Items from a data source:
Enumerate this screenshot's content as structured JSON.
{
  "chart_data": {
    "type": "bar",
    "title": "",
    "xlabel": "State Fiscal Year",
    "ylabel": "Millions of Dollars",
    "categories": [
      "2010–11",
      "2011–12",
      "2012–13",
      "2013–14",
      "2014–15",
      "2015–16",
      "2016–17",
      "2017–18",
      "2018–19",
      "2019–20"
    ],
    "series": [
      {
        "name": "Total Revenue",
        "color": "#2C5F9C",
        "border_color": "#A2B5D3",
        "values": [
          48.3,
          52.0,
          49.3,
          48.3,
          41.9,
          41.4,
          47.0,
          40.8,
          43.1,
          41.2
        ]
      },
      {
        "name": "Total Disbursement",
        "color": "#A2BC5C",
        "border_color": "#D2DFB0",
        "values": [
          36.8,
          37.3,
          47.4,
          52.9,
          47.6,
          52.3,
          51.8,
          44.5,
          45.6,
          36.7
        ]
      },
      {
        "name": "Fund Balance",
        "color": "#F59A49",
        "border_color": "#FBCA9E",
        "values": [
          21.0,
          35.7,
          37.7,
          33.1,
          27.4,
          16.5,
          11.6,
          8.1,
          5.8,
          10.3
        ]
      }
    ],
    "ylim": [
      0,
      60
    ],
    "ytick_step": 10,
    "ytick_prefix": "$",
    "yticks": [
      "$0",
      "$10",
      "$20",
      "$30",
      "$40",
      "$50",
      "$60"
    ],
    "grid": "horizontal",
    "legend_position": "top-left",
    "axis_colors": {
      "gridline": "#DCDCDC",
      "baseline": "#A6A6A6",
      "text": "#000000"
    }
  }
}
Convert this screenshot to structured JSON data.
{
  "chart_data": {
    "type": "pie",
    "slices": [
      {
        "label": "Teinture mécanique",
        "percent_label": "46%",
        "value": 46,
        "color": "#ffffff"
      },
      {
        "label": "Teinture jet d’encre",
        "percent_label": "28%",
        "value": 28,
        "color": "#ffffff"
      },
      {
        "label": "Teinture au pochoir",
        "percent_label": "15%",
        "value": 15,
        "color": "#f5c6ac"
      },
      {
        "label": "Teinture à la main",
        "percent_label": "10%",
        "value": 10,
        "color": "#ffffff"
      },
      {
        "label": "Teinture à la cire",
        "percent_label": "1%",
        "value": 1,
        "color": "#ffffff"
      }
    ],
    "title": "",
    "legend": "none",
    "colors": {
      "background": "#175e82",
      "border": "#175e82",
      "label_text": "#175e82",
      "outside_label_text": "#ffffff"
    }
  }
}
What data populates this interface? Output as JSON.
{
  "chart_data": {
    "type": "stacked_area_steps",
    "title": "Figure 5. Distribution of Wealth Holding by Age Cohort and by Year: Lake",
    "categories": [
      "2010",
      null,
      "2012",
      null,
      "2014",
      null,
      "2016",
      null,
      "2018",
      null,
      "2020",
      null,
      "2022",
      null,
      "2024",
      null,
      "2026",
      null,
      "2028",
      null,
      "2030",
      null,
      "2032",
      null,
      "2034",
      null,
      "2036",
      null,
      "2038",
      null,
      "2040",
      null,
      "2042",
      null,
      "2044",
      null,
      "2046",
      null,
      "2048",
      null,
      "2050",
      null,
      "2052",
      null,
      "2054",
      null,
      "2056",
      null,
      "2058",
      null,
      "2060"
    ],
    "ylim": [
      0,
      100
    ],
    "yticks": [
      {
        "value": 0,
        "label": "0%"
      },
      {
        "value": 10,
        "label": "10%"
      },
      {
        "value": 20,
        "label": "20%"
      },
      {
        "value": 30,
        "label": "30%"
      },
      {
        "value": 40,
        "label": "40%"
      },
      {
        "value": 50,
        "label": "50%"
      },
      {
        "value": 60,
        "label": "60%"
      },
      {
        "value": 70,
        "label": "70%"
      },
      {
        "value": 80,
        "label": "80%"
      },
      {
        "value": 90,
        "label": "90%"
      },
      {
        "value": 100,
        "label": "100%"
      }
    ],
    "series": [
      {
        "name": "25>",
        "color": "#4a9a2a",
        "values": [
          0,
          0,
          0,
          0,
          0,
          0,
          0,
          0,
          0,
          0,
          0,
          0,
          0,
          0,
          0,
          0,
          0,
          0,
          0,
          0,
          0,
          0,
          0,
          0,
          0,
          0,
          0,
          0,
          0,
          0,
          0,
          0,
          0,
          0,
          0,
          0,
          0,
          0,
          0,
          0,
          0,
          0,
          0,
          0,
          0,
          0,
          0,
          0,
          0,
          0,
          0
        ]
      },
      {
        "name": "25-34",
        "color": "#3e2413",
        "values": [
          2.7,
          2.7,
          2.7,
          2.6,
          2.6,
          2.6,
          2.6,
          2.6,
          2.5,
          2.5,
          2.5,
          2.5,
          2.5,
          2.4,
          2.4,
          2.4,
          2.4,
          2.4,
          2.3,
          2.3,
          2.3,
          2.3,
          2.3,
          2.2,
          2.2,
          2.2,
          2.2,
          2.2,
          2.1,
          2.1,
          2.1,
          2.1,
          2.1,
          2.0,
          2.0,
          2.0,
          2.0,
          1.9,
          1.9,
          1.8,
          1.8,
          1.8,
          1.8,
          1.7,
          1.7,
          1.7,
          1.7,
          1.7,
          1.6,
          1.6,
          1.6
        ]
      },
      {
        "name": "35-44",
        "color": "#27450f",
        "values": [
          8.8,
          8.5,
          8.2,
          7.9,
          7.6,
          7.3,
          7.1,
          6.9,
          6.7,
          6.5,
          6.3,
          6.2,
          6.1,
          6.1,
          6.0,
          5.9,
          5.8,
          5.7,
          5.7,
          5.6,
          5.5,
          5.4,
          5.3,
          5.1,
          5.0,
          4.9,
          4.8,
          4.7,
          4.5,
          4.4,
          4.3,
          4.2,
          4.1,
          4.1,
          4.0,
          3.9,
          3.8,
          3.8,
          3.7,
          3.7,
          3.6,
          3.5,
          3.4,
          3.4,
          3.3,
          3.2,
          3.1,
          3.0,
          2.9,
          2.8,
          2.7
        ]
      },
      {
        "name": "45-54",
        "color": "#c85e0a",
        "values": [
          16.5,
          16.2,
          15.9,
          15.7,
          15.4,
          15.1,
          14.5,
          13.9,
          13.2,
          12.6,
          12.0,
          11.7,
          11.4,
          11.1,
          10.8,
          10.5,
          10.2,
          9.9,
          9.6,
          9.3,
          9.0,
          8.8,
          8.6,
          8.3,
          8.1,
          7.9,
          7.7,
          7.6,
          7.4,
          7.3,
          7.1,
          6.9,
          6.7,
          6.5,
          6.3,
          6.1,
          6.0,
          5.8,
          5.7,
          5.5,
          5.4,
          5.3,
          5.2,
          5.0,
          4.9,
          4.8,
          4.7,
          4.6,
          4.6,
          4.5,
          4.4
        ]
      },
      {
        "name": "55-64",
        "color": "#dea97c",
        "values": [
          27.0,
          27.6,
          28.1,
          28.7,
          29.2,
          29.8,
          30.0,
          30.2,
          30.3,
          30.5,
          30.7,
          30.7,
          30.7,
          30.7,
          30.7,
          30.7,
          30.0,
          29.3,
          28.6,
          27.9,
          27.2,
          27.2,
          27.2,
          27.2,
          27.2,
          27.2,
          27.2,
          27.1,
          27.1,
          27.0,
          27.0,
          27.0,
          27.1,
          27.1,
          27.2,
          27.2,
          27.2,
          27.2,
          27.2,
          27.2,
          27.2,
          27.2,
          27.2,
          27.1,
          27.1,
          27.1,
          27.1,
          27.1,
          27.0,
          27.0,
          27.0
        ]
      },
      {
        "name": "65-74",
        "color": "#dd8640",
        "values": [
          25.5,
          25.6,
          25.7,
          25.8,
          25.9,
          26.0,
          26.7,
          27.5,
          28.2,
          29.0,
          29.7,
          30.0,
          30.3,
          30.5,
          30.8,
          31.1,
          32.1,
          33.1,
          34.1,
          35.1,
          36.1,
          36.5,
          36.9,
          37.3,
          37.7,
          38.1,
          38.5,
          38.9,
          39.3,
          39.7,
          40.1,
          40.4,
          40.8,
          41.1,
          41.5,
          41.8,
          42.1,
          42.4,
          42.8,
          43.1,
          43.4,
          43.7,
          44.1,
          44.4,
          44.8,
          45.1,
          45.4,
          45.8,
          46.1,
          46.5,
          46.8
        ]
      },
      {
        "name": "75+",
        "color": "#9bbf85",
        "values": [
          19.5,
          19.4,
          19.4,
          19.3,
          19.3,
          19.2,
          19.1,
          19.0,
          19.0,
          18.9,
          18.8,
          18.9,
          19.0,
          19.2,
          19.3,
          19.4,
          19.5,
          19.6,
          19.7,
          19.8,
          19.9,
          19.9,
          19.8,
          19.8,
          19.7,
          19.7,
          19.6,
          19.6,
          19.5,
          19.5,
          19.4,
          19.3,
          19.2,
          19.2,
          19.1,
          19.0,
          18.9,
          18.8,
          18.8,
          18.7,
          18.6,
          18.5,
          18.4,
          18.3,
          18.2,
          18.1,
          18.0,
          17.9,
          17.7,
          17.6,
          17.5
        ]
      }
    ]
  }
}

→ TASK DETAILS: Search the preceding listing for the word "screenshot" and pull out every line that holds it.

→ SOLUTION TO THE PROBLEM:
Enumerate this screenshot's content as structured JSON.
Convert this screenshot to structured JSON data.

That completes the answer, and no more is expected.